■ Brief ■
Check each line of the records for "Zyklustag"; collect those that have it.

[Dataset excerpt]
--- Start ---
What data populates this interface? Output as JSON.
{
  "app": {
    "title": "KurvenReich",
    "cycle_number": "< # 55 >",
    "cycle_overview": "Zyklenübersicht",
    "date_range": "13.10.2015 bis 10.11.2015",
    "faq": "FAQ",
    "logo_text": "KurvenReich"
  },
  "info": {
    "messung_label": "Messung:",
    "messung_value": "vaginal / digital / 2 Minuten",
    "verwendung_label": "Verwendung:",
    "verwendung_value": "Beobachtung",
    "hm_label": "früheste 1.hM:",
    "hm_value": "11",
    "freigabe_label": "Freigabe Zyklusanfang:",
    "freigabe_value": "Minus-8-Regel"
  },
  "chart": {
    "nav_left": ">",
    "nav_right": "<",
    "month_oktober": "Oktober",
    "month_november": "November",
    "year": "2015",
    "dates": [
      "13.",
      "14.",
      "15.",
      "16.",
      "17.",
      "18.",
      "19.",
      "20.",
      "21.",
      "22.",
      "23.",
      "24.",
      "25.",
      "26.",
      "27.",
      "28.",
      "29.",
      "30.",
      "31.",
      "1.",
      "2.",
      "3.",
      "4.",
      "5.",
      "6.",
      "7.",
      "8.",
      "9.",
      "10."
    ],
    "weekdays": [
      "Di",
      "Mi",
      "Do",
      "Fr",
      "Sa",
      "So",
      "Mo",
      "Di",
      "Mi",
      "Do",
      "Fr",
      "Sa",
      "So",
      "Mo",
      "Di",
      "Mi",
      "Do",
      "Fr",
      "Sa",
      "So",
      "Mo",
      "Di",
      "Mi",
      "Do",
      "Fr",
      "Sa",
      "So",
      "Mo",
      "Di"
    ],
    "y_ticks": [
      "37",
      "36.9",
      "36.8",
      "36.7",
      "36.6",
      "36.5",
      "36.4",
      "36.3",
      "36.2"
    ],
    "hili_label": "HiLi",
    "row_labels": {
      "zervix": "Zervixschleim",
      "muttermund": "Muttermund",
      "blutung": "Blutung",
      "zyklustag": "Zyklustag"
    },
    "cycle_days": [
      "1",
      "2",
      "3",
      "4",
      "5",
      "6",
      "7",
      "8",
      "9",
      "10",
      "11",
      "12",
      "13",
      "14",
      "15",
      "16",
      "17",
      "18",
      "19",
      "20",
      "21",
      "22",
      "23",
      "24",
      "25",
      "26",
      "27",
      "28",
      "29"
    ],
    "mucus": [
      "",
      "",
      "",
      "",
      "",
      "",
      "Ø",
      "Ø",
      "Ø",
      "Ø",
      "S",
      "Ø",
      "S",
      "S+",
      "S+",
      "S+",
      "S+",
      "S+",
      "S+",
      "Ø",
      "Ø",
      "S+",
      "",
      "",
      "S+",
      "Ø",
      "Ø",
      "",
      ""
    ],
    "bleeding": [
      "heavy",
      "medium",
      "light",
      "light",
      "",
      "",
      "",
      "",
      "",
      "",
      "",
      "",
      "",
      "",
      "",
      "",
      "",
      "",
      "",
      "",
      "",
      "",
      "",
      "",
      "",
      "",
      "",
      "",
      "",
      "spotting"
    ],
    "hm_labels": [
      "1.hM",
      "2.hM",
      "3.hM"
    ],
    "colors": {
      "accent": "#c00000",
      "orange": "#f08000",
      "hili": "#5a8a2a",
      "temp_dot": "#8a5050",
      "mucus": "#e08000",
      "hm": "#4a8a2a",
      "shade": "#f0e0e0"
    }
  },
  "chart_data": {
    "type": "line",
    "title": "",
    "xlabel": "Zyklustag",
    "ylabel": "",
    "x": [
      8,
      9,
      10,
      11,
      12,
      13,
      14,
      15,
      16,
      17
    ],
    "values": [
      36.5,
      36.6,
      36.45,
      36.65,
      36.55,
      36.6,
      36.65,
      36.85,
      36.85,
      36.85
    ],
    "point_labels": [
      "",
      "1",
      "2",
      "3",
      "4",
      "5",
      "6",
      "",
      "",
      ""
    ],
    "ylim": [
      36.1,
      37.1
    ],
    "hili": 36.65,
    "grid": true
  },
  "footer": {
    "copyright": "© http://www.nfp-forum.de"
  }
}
--- End ---
■ Task solution ■
      "zyklustag": "Zyklustag"
    "xlabel": "Zyklustag",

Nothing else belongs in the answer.